EXERCISE OBJECTIVE - Format everything from the start of the material down through the line containing "In FIG. 2, the housing 4 is at (342, 54)." as a numbered list, omitting blank lines.

MATERIAL FOR THIS EXERCISE -
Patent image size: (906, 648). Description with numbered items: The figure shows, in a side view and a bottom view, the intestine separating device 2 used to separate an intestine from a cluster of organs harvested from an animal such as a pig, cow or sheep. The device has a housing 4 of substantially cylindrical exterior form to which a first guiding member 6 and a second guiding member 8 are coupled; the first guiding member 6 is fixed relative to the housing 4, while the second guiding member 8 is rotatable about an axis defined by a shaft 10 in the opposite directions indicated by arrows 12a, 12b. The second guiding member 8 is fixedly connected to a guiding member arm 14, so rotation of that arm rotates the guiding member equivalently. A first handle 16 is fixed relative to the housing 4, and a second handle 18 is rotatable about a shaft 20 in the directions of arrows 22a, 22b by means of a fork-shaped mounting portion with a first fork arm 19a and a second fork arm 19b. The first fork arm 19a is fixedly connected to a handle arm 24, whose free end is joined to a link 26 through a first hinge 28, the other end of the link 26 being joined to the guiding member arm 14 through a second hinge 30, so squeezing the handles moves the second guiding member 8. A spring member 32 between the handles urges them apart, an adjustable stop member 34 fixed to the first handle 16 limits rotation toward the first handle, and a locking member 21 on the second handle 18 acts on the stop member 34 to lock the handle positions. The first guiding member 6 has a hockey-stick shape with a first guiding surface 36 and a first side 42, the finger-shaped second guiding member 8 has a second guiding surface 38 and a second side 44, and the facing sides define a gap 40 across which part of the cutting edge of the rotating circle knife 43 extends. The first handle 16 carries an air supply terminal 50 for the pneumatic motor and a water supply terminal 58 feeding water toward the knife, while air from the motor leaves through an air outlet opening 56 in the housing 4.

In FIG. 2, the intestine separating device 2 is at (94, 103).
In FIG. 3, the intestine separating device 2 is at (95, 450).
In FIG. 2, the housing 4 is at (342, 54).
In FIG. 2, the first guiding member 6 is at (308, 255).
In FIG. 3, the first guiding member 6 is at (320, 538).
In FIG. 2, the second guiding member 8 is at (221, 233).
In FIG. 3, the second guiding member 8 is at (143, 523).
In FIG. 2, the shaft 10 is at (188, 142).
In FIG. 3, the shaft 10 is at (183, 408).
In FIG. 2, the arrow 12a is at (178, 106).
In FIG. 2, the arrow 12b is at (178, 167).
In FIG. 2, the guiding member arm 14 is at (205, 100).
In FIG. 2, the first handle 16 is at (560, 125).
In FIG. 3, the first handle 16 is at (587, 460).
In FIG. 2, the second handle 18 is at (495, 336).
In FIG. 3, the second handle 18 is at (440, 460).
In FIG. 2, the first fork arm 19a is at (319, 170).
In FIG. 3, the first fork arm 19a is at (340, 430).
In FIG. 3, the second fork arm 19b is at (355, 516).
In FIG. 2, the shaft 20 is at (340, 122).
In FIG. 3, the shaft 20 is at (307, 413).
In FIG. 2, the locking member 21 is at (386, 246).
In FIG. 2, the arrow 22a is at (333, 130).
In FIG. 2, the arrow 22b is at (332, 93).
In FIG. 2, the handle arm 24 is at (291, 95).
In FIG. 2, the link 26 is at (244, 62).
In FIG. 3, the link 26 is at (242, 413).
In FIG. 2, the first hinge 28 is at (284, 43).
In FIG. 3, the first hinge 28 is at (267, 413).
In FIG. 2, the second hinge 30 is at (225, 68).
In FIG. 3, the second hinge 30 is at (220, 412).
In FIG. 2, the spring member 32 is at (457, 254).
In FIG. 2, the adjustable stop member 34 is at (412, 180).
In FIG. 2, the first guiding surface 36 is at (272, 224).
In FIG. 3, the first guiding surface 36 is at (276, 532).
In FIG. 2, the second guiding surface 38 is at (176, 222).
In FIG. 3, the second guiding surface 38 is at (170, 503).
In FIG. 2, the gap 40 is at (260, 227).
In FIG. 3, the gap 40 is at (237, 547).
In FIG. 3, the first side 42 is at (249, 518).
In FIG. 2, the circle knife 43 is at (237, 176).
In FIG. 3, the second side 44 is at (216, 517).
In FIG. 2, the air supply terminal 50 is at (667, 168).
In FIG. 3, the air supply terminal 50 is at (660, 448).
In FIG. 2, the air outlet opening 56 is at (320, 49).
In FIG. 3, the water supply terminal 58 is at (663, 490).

TASK SOLUTION -
1. Patent image size: (906, 648). Description with numbered items: The figure shows, in a side view and a bottom view, the intestine separating device 2 used to separate an intestine from a cluster of organs harvested from an animal such as a pig, cow or sheep. The device has a housing 4 of substantially cylindrical exterior form to which a first guiding member 6 and a second guiding member 8 are coupled; the first guiding member 6 is fixed relative to the housing 4, while the second guiding member 8 is rotatable about an axis defined by a shaft 10 in the opposite directions indicated by arrows 12a, 12b. The second guiding member 8 is fixedly connected to a guiding member arm 14, so rotation of that arm rotates the guiding member equivalently. A first handle 16 is fixed relative to the housing 4, and a second handle 18 is rotatable about a shaft 20 in the directions of arrows 22a, 22b by means of a fork-shaped mounting portion with a first fork arm 19a and a second fork arm 19b. The first fork arm 19a is fixedly connected to a handle arm 24, whose free end is joined to a link 26 through a first hinge 28, the other end of the link 26 being joined to the guiding member arm 14 through a second hinge 30, so squeezing the handles moves the second guiding member 8. A spring member 32 between the handles urges them apart, an adjustable stop member 34 fixed to the first handle 16 limits rotation toward the first handle, and a locking member 21 on the second handle 18 acts on the stop member 34 to lock the handle positions. The first guiding member 6 has a hockey-stick shape with a first guiding surface 36 and a first side 42, the finger-shaped second guiding member 8 has a second guiding surface 38 and a second side 44, and the facing sides define a gap 40 across which part of the cutting edge of the rotating circle knife 43 extends. The first handle 16 carries an air supply terminal 50 for the pneumatic motor and a water supply terminal 58 feeding water toward the knife, while air from the motor leaves through an air outlet opening 56 in the housing 4.
2. In FIG. 2, the intestine separating device 2 is at (94, 103).
3. In FIG. 3, the intestine separating device 2 is at (95, 450).
4. In FIG. 2, the housing 4 is at (342, 54).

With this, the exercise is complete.